§ TASK INPUTS:
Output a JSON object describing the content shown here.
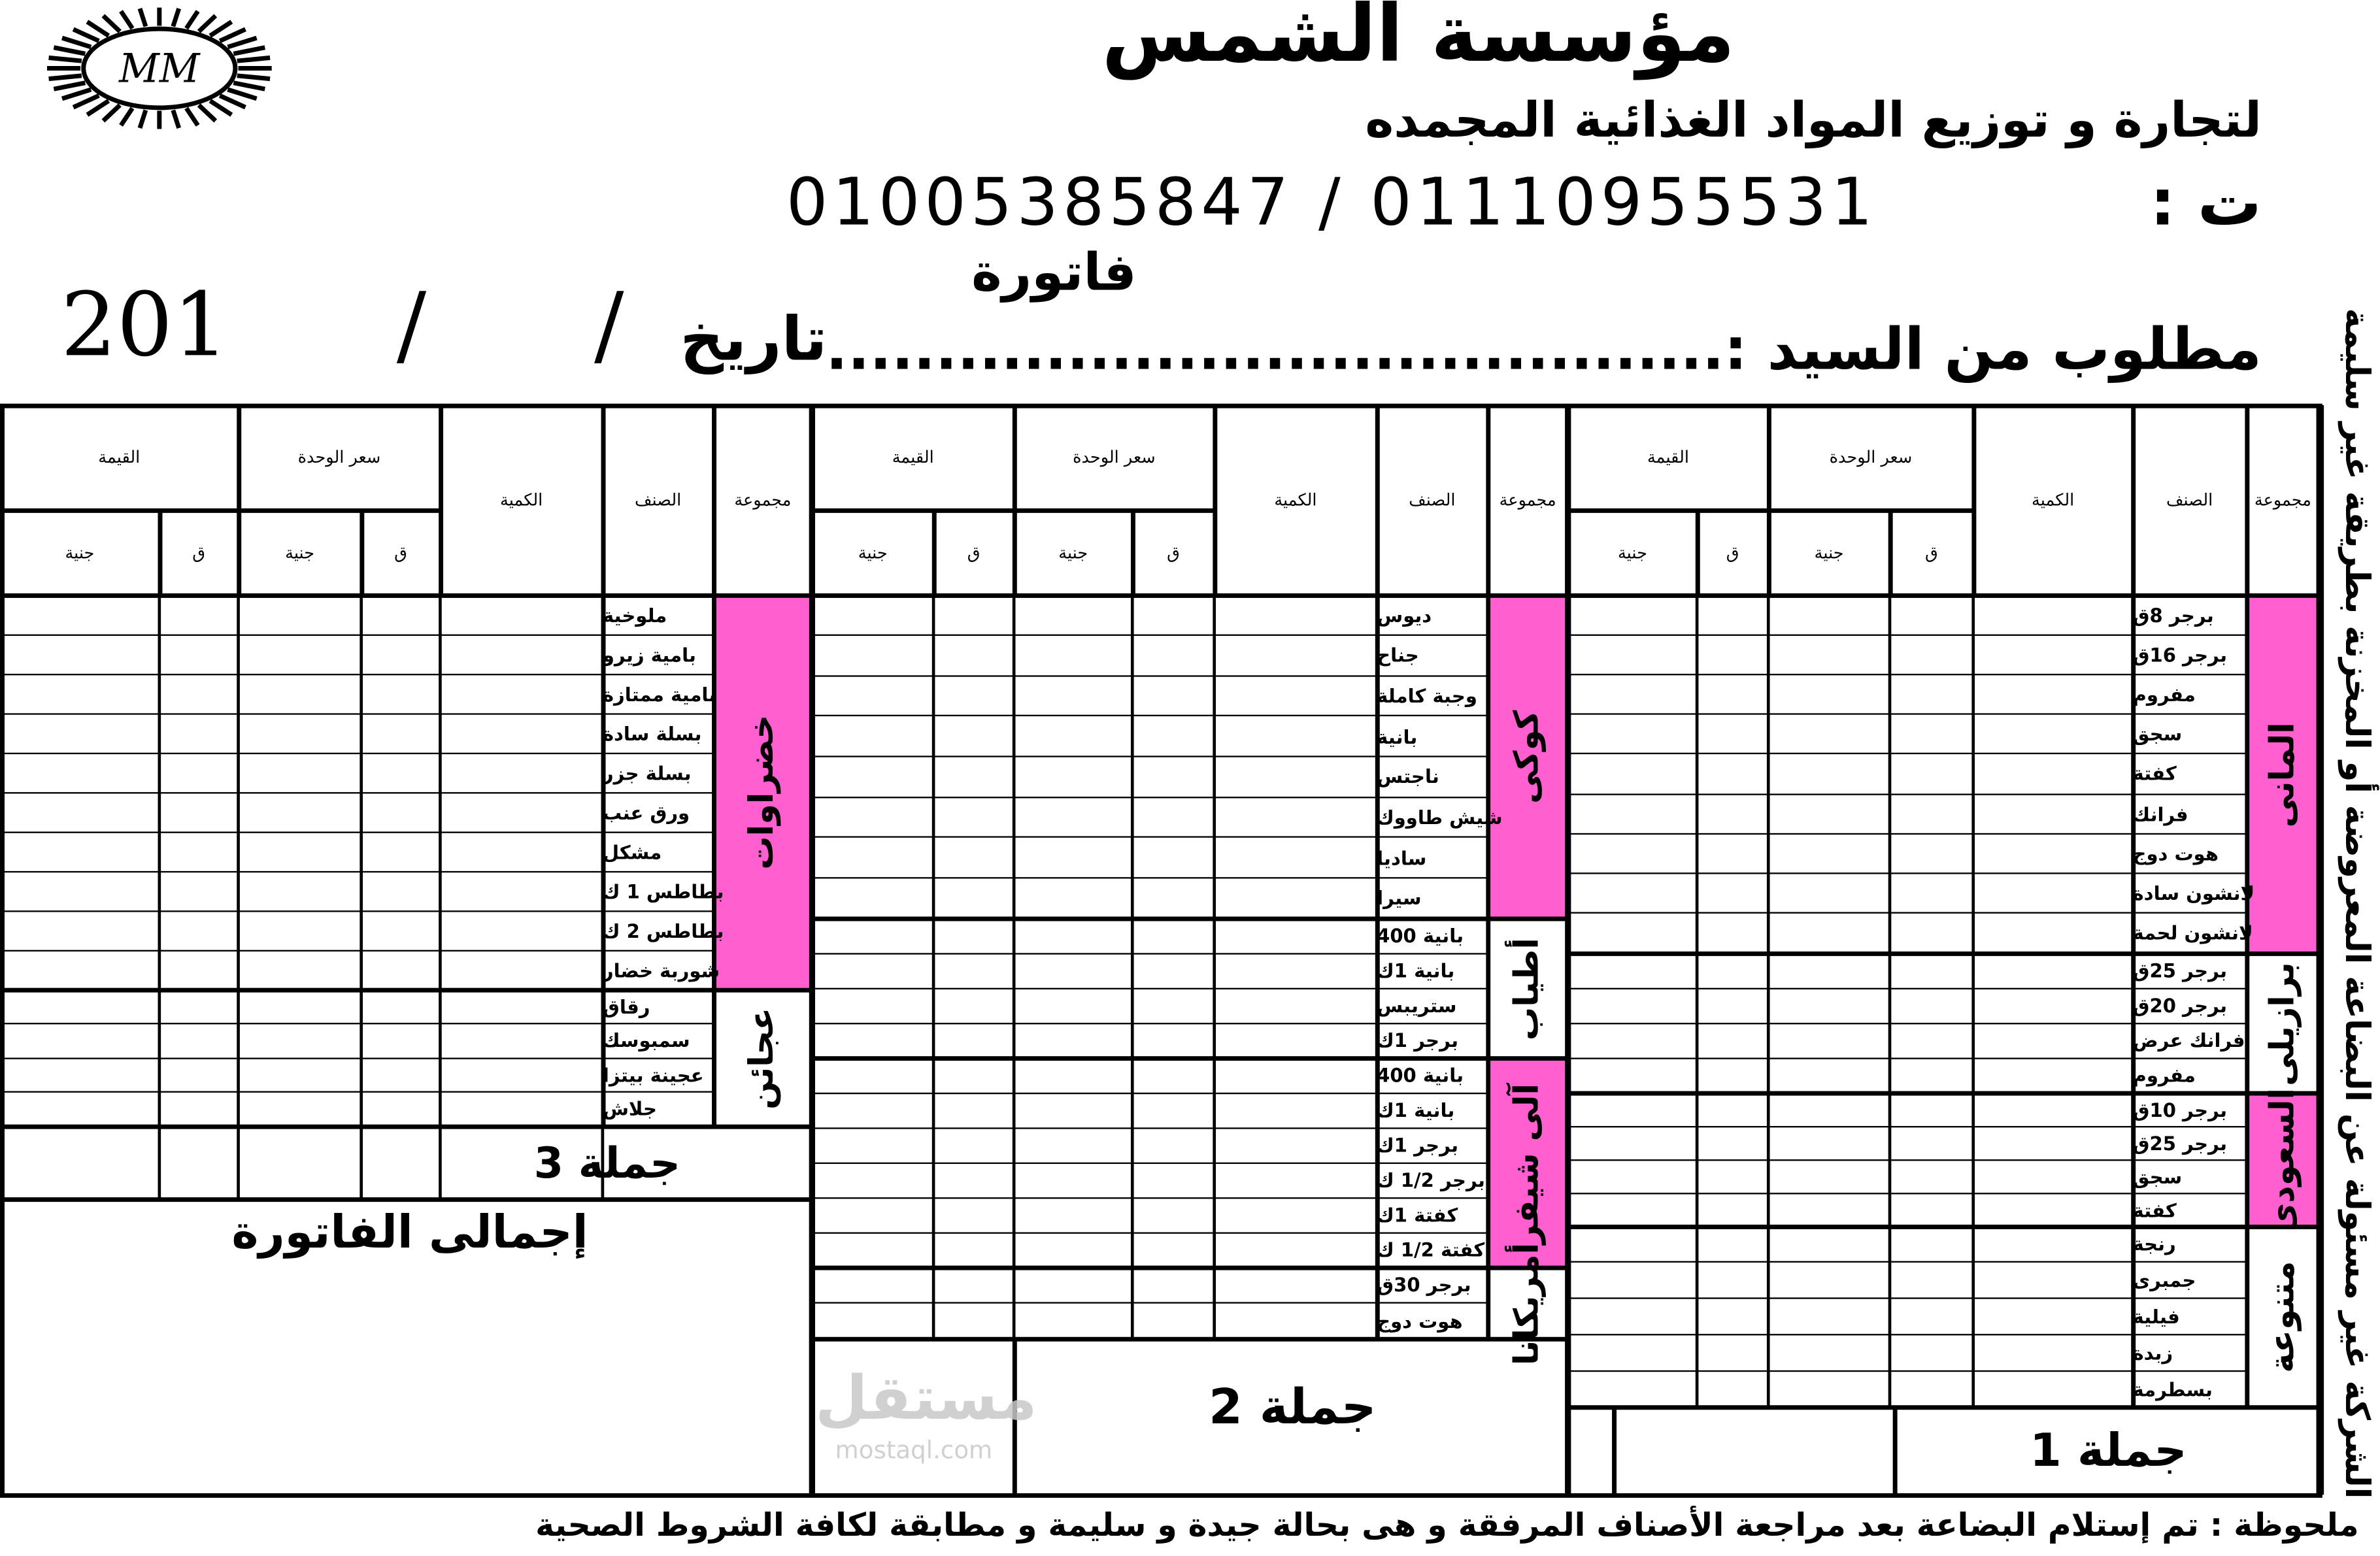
{
  "header": {
    "logo_text": "MM",
    "company_name": "مؤسسة الشمس",
    "tagline": "لتجارة و توزيع المواد الغذائية المجمده",
    "phone_label": "ت :",
    "phones": "01005385847 / 01110955531",
    "invoice_title": "فاتورة",
    "customer_label": "مطلوب من السيد :.........................................",
    "date_label": "تاريخ",
    "date_value": "201      /      /"
  },
  "columns": {
    "category": "مجموعة",
    "item": "الصنف",
    "quantity": "الكمية",
    "unit_price": "سعر الوحدة",
    "value": "القيمة",
    "piasters": "ق",
    "pounds": "جنية"
  },
  "panels": [
    {
      "total_label": "جملة 1",
      "groups": [
        {
          "label": "المانى",
          "highlight": true,
          "items": [
            "برجر 8ق",
            "برجر 16ق",
            "مفروم",
            "سجق",
            "كفتة",
            "فرانك",
            "هوت دوج",
            "لانشون سادة",
            "لانشون لحمة"
          ]
        },
        {
          "label": "برازيلى",
          "highlight": false,
          "items": [
            "برجر 25ق",
            "برجر 20ق",
            "فرانك عرض",
            "مفروم"
          ]
        },
        {
          "label": "السعودى",
          "highlight": true,
          "items": [
            "برجر 10ق",
            "برجر 25ق",
            "سجق",
            "كفتة"
          ]
        },
        {
          "label": "متنوعة",
          "highlight": false,
          "items": [
            "رنجة",
            "جمبرى",
            "فيلية",
            "زبدة",
            "بسطرمة"
          ]
        }
      ]
    },
    {
      "total_label": "جملة 2",
      "groups": [
        {
          "label": "كوكى",
          "highlight": true,
          "items": [
            "ديوس",
            "جناح",
            "وجبة كاملة",
            "بانية",
            "ناجتس",
            "شيش طاووك",
            "ساديا",
            "سيرا"
          ]
        },
        {
          "label": "أطياب",
          "highlight": false,
          "items": [
            "بانية 400",
            "بانية 1ك",
            "ستريبس",
            "برجر 1ك"
          ]
        },
        {
          "label": "آلى شيفر",
          "highlight": true,
          "items": [
            "بانية 400",
            "بانية 1ك",
            "برجر 1ك",
            "برجر 1/2 ك",
            "كفتة 1ك",
            "كفتة 1/2 ك"
          ]
        },
        {
          "label": "أمريكانا",
          "highlight": false,
          "items": [
            "برجر 30ق",
            "هوت دوج"
          ]
        }
      ]
    },
    {
      "total_label": "جملة 3",
      "groups": [
        {
          "label": "خضراوات",
          "highlight": true,
          "items": [
            "ملوخية",
            "بامية زيرو",
            "بامية ممتازة",
            "بسلة سادة",
            "بسلة جزر",
            "ورق عنب",
            "مشكل",
            "بطاطس 1 ك",
            "بطاطس 2 ك",
            "شوربة خضار"
          ]
        },
        {
          "label": "عجائن",
          "highlight": false,
          "items": [
            "رقاق",
            "سمبوسك",
            "عجينة بيتزا",
            "جلاش"
          ]
        }
      ]
    }
  ],
  "grand_total_label": "إجمالى الفاتورة",
  "side_note": "الشركة غير مسئولة عن البضاعة المعروضة أو المخزنة بطريقة غير سليمة",
  "footer_note": "ملحوظة : تم إستلام البضاعة بعد مراجعة الأصناف المرفقة و هى بحالة جيدة و سليمة و مطابقة لكافة الشروط الصحية",
  "watermark": {
    "arabic": "مستقل",
    "latin": "mostaql.com"
  },
  "colors": {
    "highlight": "#ff5fcf",
    "ink": "#000000"
  }
}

§ PROBLEM TO SOLVE: Generate a word-for-word copy of the preceding records, excluding all pictures.

§ TASK OUTPUT:
Output a JSON object describing the content shown here.
{
  "header": {
    "logo_text": "MM",
    "company_name": "مؤسسة الشمس",
    "tagline": "لتجارة و توزيع المواد الغذائية المجمده",
    "phone_label": "ت :",
    "phones": "01005385847 / 01110955531",
    "invoice_title": "فاتورة",
    "customer_label": "مطلوب من السيد :.........................................",
    "date_label": "تاريخ",
    "date_value": "201      /      /"
  },
  "columns": {
    "category": "مجموعة",
    "item": "الصنف",
    "quantity": "الكمية",
    "unit_price": "سعر الوحدة",
    "value": "القيمة",
    "piasters": "ق",
    "pounds": "جنية"
  },
  "panels": [
    {
      "total_label": "جملة 1",
      "groups": [
        {
          "label": "المانى",
          "highlight": true,
          "items": [
            "برجر 8ق",
            "برجر 16ق",
            "مفروم",
            "سجق",
            "كفتة",
            "فرانك",
            "هوت دوج",
            "لانشون سادة",
            "لانشون لحمة"
          ]
        },
        {
          "label": "برازيلى",
          "highlight": false,
          "items": [
            "برجر 25ق",
            "برجر 20ق",
            "فرانك عرض",
            "مفروم"
          ]
        },
        {
          "label": "السعودى",
          "highlight": true,
          "items": [
            "برجر 10ق",
            "برجر 25ق",
            "سجق",
            "كفتة"
          ]
        },
        {
          "label": "متنوعة",
          "highlight": false,
          "items": [
            "رنجة",
            "جمبرى",
            "فيلية",
            "زبدة",
            "بسطرمة"
          ]
        }
      ]
    },
    {
      "total_label": "جملة 2",
      "groups": [
        {
          "label": "كوكى",
          "highlight": true,
          "items": [
            "ديوس",
            "جناح",
            "وجبة كاملة",
            "بانية",
            "ناجتس",
            "شيش طاووك",
            "ساديا",
            "سيرا"
          ]
        },
        {
          "label": "أطياب",
          "highlight": false,
          "items": [
            "بانية 400",
            "بانية 1ك",
            "ستريبس",
            "برجر 1ك"
          ]
        },
        {
          "label": "آلى شيفر",
          "highlight": true,
          "items": [
            "بانية 400",
            "بانية 1ك",
            "برجر 1ك",
            "برجر 1/2 ك",
            "كفتة 1ك",
            "كفتة 1/2 ك"
          ]
        },
        {
          "label": "أمريكانا",
          "highlight": false,
          "items": [
            "برجر 30ق",
            "هوت دوج"
          ]
        }
      ]
    },
    {
      "total_label": "جملة 3",
      "groups": [
        {
          "label": "خضراوات",
          "highlight": true,
          "items": [
            "ملوخية",
            "بامية زيرو",
            "بامية ممتازة",
            "بسلة سادة",
            "بسلة جزر",
            "ورق عنب",
            "مشكل",
            "بطاطس 1 ك",
            "بطاطس 2 ك",
            "شوربة خضار"
          ]
        },
        {
          "label": "عجائن",
          "highlight": false,
          "items": [
            "رقاق",
            "سمبوسك",
            "عجينة بيتزا",
            "جلاش"
          ]
        }
      ]
    }
  ],
  "grand_total_label": "إجمالى الفاتورة",
  "side_note": "الشركة غير مسئولة عن البضاعة المعروضة أو المخزنة بطريقة غير سليمة",
  "footer_note": "ملحوظة : تم إستلام البضاعة بعد مراجعة الأصناف المرفقة و هى بحالة جيدة و سليمة و مطابقة لكافة الشروط الصحية",
  "watermark": {
    "arabic": "مستقل",
    "latin": "mostaql.com"
  },
  "colors": {
    "highlight": "#ff5fcf",
    "ink": "#000000"
  }
}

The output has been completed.